Records shown:
==============================

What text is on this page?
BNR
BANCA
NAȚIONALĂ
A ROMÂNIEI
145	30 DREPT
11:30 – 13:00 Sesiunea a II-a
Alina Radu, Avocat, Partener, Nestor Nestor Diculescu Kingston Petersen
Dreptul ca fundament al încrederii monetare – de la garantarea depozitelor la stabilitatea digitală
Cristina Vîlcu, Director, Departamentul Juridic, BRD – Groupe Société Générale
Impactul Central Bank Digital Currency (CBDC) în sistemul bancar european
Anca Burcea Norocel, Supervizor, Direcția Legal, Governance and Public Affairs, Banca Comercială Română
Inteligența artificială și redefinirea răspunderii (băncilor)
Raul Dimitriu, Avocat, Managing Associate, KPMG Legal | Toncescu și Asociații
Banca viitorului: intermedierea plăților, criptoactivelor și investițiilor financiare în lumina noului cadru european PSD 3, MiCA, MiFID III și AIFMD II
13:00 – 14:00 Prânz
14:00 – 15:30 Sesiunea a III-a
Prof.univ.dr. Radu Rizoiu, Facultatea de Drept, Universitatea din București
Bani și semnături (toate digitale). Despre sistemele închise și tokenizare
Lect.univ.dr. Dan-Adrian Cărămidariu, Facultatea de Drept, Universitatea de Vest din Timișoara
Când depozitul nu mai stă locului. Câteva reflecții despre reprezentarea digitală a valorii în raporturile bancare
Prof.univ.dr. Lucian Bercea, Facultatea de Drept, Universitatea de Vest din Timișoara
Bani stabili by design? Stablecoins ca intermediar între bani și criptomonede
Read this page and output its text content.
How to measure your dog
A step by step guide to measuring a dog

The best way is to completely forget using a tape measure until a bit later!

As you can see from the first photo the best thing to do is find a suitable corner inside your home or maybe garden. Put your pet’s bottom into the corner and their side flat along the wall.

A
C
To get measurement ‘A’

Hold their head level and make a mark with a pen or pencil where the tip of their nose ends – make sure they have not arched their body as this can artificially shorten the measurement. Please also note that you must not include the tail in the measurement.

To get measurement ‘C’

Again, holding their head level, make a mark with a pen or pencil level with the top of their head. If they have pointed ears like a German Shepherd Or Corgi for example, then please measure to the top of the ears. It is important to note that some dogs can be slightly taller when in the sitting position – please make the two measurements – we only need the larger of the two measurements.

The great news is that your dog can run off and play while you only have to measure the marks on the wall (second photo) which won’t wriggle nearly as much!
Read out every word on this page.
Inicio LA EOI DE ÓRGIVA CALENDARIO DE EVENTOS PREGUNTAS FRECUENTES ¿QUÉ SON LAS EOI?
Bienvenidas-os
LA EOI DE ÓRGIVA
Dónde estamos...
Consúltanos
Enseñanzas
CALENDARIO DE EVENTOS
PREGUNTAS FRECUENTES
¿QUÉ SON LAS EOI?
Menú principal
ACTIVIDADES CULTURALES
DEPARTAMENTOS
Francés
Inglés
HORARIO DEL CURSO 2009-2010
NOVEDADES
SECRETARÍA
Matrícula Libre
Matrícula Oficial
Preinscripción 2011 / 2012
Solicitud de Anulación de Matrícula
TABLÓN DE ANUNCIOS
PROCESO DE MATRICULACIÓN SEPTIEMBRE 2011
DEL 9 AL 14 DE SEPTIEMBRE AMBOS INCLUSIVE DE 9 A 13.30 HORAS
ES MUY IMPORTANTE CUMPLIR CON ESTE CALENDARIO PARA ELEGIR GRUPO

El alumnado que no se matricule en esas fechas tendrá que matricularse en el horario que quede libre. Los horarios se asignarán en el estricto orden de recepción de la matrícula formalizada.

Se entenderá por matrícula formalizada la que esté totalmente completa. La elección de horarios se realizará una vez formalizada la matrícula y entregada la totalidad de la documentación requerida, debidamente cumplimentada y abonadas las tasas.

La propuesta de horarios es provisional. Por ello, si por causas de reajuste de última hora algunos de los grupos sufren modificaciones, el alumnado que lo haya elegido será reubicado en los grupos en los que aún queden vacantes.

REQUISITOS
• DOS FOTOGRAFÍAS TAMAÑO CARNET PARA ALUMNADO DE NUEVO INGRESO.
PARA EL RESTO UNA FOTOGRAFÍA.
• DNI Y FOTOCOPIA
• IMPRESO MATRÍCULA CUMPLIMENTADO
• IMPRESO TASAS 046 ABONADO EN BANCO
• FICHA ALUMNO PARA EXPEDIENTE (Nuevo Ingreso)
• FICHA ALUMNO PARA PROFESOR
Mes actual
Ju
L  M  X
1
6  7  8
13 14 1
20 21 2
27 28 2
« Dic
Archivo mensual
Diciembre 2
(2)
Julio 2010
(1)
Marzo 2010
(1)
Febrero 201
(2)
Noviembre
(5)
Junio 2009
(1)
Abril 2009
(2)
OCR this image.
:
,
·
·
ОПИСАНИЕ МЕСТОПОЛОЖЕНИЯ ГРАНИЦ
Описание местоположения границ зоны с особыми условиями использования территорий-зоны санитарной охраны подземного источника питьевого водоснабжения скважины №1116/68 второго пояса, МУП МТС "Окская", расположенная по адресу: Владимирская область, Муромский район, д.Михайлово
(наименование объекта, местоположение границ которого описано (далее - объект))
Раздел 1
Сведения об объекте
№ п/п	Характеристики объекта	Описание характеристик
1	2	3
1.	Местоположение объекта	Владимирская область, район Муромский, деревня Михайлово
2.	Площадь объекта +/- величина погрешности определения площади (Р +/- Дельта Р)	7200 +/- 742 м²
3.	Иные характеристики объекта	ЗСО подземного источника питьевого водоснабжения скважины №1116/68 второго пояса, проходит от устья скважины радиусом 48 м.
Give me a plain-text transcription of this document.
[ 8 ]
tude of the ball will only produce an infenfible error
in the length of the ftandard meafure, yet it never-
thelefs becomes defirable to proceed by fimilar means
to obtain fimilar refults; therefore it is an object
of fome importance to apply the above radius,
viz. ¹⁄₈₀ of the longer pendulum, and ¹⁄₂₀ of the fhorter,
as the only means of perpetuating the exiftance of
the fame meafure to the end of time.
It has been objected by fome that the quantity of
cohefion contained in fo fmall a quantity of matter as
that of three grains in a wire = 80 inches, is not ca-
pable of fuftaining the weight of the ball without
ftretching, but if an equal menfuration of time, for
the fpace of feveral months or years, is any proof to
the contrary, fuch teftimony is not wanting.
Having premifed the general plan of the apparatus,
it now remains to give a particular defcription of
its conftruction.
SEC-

==============================

Directions: Repeat all of the records above exactly as they appear.

Result of the task:
What text is on this page?
BNR
BANCA
NAȚIONALĂ
A ROMÂNIEI
145	30 DREPT
11:30 – 13:00 Sesiunea a II-a
Alina Radu, Avocat, Partener, Nestor Nestor Diculescu Kingston Petersen
Dreptul ca fundament al încrederii monetare – de la garantarea depozitelor la stabilitatea digitală
Cristina Vîlcu, Director, Departamentul Juridic, BRD – Groupe Société Générale
Impactul Central Bank Digital Currency (CBDC) în sistemul bancar european
Anca Burcea Norocel, Supervizor, Direcția Legal, Governance and Public Affairs, Banca Comercială Română
Inteligența artificială și redefinirea răspunderii (băncilor)
Raul Dimitriu, Avocat, Managing Associate, KPMG Legal | Toncescu și Asociații
Banca viitorului: intermedierea plăților, criptoactivelor și investițiilor financiare în lumina noului cadru european PSD 3, MiCA, MiFID III și AIFMD II
13:00 – 14:00 Prânz
14:00 – 15:30 Sesiunea a III-a
Prof.univ.dr. Radu Rizoiu, Facultatea de Drept, Universitatea din București
Bani și semnături (toate digitale). Despre sistemele închise și tokenizare
Lect.univ.dr. Dan-Adrian Cărămidariu, Facultatea de Drept, Universitatea de Vest din Timișoara
Când depozitul nu mai stă locului. Câteva reflecții despre reprezentarea digitală a valorii în raporturile bancare
Prof.univ.dr. Lucian Bercea, Facultatea de Drept, Universitatea de Vest din Timișoara
Bani stabili by design? Stablecoins ca intermediar între bani și criptomonede
Read this page and output its text content.
How to measure your dog
A step by step guide to measuring a dog

The best way is to completely forget using a tape measure until a bit later!

As you can see from the first photo the best thing to do is find a suitable corner inside your home or maybe garden. Put your pet’s bottom into the corner and their side flat along the wall.

A
C
To get measurement ‘A’

Hold their head level and make a mark with a pen or pencil where the tip of their nose ends – make sure they have not arched their body as this can artificially shorten the measurement. Please also note that you must not include the tail in the measurement.

To get measurement ‘C’

Again, holding their head level, make a mark with a pen or pencil level with the top of their head. If they have pointed ears like a German Shepherd Or Corgi for example, then please measure to the top of the ears. It is important to note that some dogs can be slightly taller when in the sitting position – please make the two measurements – we only need the larger of the two measurements.

The great news is that your dog can run off and play while you only have to measure the marks on the wall (second photo) which won’t wriggle nearly as much!
Read out every word on this page.
Inicio LA EOI DE ÓRGIVA CALENDARIO DE EVENTOS PREGUNTAS FRECUENTES ¿QUÉ SON LAS EOI?
Bienvenidas-os
LA EOI DE ÓRGIVA
Dónde estamos...
Consúltanos
Enseñanzas
CALENDARIO DE EVENTOS
PREGUNTAS FRECUENTES
¿QUÉ SON LAS EOI?
Menú principal
ACTIVIDADES CULTURALES
DEPARTAMENTOS
Francés
Inglés
HORARIO DEL CURSO 2009-2010
NOVEDADES
SECRETARÍA
Matrícula Libre
Matrícula Oficial
Preinscripción 2011 / 2012
Solicitud de Anulación de Matrícula
TABLÓN DE ANUNCIOS
PROCESO DE MATRICULACIÓN SEPTIEMBRE 2011
DEL 9 AL 14 DE SEPTIEMBRE AMBOS INCLUSIVE DE 9 A 13.30 HORAS
ES MUY IMPORTANTE CUMPLIR CON ESTE CALENDARIO PARA ELEGIR GRUPO

El alumnado que no se matricule en esas fechas tendrá que matricularse en el horario que quede libre. Los horarios se asignarán en el estricto orden de recepción de la matrícula formalizada.

Se entenderá por matrícula formalizada la que esté totalmente completa. La elección de horarios se realizará una vez formalizada la matrícula y entregada la totalidad de la documentación requerida, debidamente cumplimentada y abonadas las tasas.

La propuesta de horarios es provisional. Por ello, si por causas de reajuste de última hora algunos de los grupos sufren modificaciones, el alumnado que lo haya elegido será reubicado en los grupos en los que aún queden vacantes.

REQUISITOS
• DOS FOTOGRAFÍAS TAMAÑO CARNET PARA ALUMNADO DE NUEVO INGRESO.
PARA EL RESTO UNA FOTOGRAFÍA.
• DNI Y FOTOCOPIA
• IMPRESO MATRÍCULA CUMPLIMENTADO
• IMPRESO TASAS 046 ABONADO EN BANCO
• FICHA ALUMNO PARA EXPEDIENTE (Nuevo Ingreso)
• FICHA ALUMNO PARA PROFESOR
Mes actual
Ju
L  M  X
1
6  7  8
13 14 1
20 21 2
27 28 2
« Dic
Archivo mensual
Diciembre 2
(2)
Julio 2010
(1)
Marzo 2010
(1)
Febrero 201
(2)
Noviembre
(5)
Junio 2009
(1)
Abril 2009
(2)
OCR this image.
:
,
·
·
ОПИСАНИЕ МЕСТОПОЛОЖЕНИЯ ГРАНИЦ
Описание местоположения границ зоны с особыми условиями использования территорий-зоны санитарной охраны подземного источника питьевого водоснабжения скважины №1116/68 второго пояса, МУП МТС "Окская", расположенная по адресу: Владимирская область, Муромский район, д.Михайлово
(наименование объекта, местоположение границ которого описано (далее - объект))
Раздел 1
Сведения об объекте
№ п/п	Характеристики объекта	Описание характеристик
1	2	3
1.	Местоположение объекта	Владимирская область, район Муромский, деревня Михайлово
2.	Площадь объекта +/- величина погрешности определения площади (Р +/- Дельта Р)	7200 +/- 742 м²
3.	Иные характеристики объекта	ЗСО подземного источника питьевого водоснабжения скважины №1116/68 второго пояса, проходит от устья скважины радиусом 48 м.
Give me a plain-text transcription of this document.
[ 8 ]
tude of the ball will only produce an infenfible error
in the length of the ftandard meafure, yet it never-
thelefs becomes defirable to proceed by fimilar means
to obtain fimilar refults; therefore it is an object
of fome importance to apply the above radius,
viz. ¹⁄₈₀ of the longer pendulum, and ¹⁄₂₀ of the fhorter,
as the only means of perpetuating the exiftance of
the fame meafure to the end of time.
It has been objected by fome that the quantity of
cohefion contained in fo fmall a quantity of matter as
that of three grains in a wire = 80 inches, is not ca-
pable of fuftaining the weight of the ball without
ftretching, but if an equal menfuration of time, for
the fpace of feveral months or years, is any proof to
the contrary, fuch teftimony is not wanting.
Having premifed the general plan of the apparatus,
it now remains to give a particular defcription of
its conftruction.
SEC-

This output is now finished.